* [Task brief] Look for the string "DETAIL" in every line, and copy each line that has it.

[Saved entries]

§ §

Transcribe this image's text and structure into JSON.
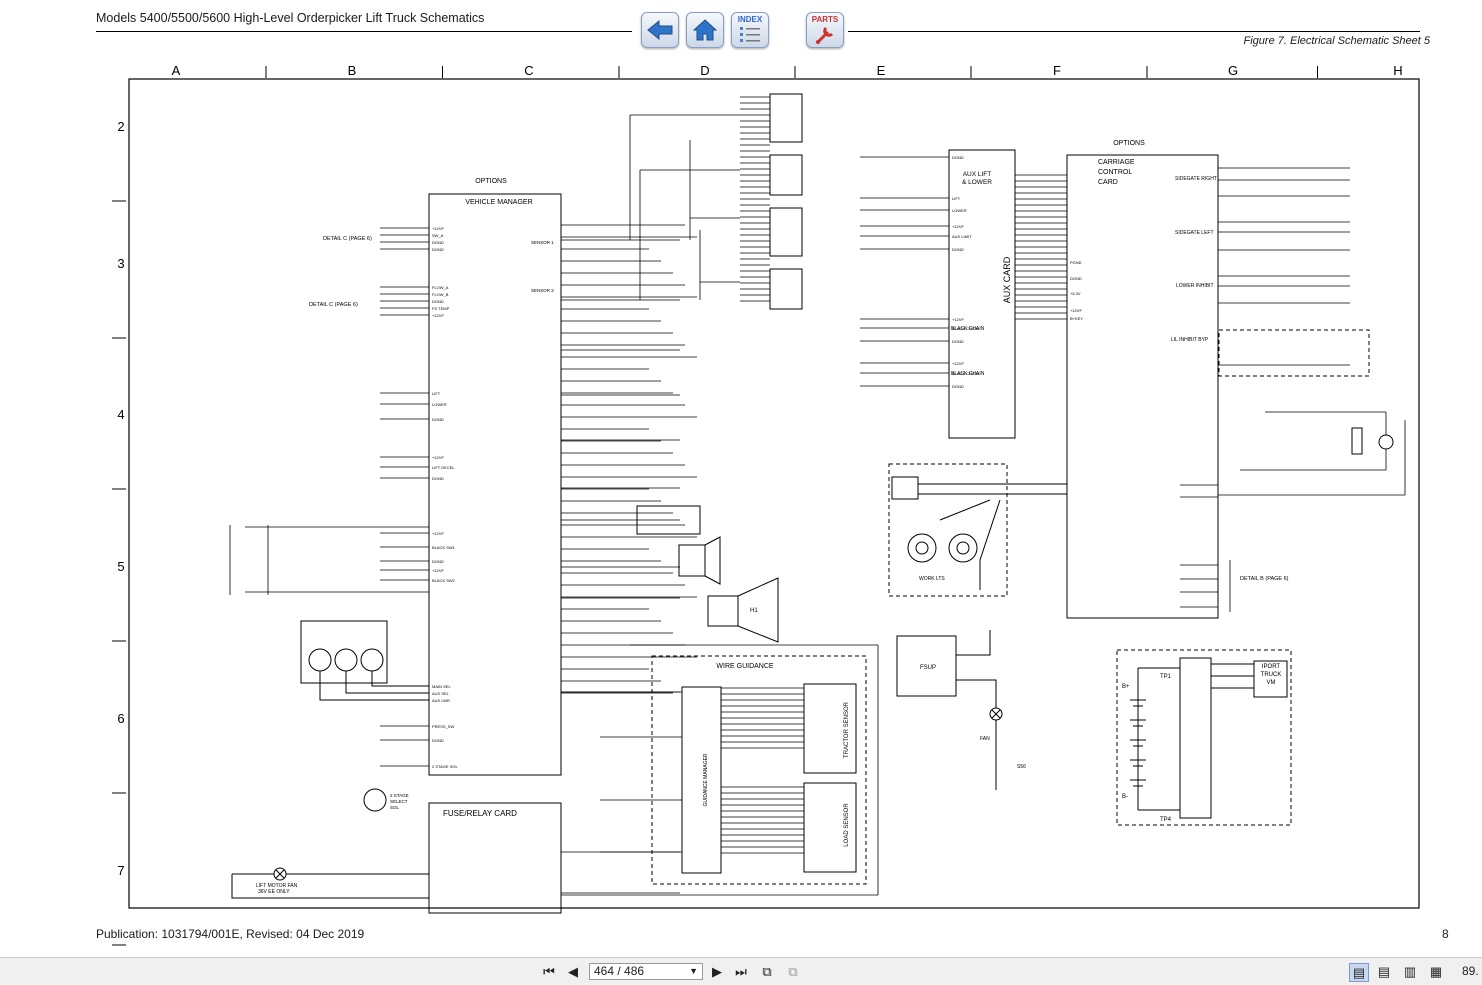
{
  "header": {
    "title": "Models 5400/5500/5600 High-Level Orderpicker Lift Truck Schematics",
    "figure_caption": "Figure 7.  Electrical Schematic Sheet 5",
    "nav": {
      "index_label": "INDEX",
      "parts_label": "PARTS"
    }
  },
  "grid": {
    "columns": [
      "A",
      "B",
      "C",
      "D",
      "E",
      "F",
      "G",
      "H"
    ],
    "rows": [
      "2",
      "3",
      "4",
      "5",
      "6",
      "7"
    ]
  },
  "blocks": {
    "vehicle_manager": "VEHICLE MANAGER",
    "options_vm": "OPTIONS",
    "options_carriage": "OPTIONS",
    "carriage_control_card": [
      "CARRIAGE",
      "CONTROL",
      "CARD"
    ],
    "aux_card": "AUX CARD",
    "aux_lift_lower": [
      "AUX LIFT",
      "& LOWER"
    ],
    "fuse_relay_card": "FUSE/RELAY CARD",
    "wire_guidance": "WIRE GUIDANCE",
    "guidance_manager": "GUIDANCE MANAGER",
    "tractor_sensor": "TRACTOR SENSOR",
    "load_sensor": "LOAD SENSOR",
    "fsup": "FSUP",
    "iport": [
      "IPORT",
      "TRUCK",
      "VM"
    ],
    "work_lts": "WORK LTS",
    "detail_c_1": "DETAIL C (PAGE 6)",
    "detail_c_2": "DETAIL C (PAGE 6)",
    "detail_b": "DETAIL B (PAGE 6)",
    "lift_motor_fan": [
      "LIFT MOTOR FAN",
      "36V EE ONLY"
    ],
    "tp1": "TP1",
    "tp4": "TP4",
    "b_plus": "B+",
    "b_minus": "B-",
    "fan": "FAN",
    "s56": "S56",
    "h1": "H1",
    "stage_select": [
      "2 STAGE",
      "SELECT",
      "SOL"
    ],
    "sidegate_right": "SIDEGATE RIGHT",
    "sidegate_left": "SIDEGATE LEFT",
    "lower_inhibit": "LOWER INHIBIT",
    "lil_inhibit_byp": "LIL INHIBIT BYP",
    "black_chain_1": "BLACK CHAIN",
    "black_chain_2": "BLACK CHAIN",
    "sensor_1": "SENSOR 1",
    "sensor_2": "SENSOR 2",
    "vm_pins": [
      "+12VF",
      "SW_A",
      "DGND",
      "DGND",
      "FLOW_A",
      "FLOW_B",
      "DGND",
      "FS TEMP",
      "+12VF",
      "LIFT",
      "LOWER",
      "DGND",
      "+12VF",
      "LIFT DECEL",
      "DGND",
      "+12VF",
      "BLACK SW1",
      "DGND",
      "+12VF",
      "BLACK SW2",
      "MAIN SEL",
      "AUX SEL",
      "AUX LWR",
      "PRESS_SW",
      "DGND",
      "2 STAGE SOL"
    ],
    "aux_pins": [
      "DGND",
      "LIFT",
      "LOWER",
      "+12VF",
      "AUX LIMIT",
      "DGND",
      "+12VF",
      "BLACK CHAIN",
      "DGND",
      "+12VF",
      "BLACK CHAIN",
      "DGND"
    ],
    "cc_pins": [
      "PGND",
      "DGND",
      "+5.3V",
      "+12VF",
      "B+KEY"
    ]
  },
  "footer": {
    "publication": "Publication: 1031794/001E, Revised: 04 Dec 2019",
    "page_number": "8"
  },
  "viewer": {
    "page_indicator": "464 / 486",
    "zoom": "89."
  }
}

§ §

* [Correct output]
    "detail_c_1": "DETAIL C (PAGE 6)",
    "detail_c_2": "DETAIL C (PAGE 6)",
    "detail_b": "DETAIL B (PAGE 6)",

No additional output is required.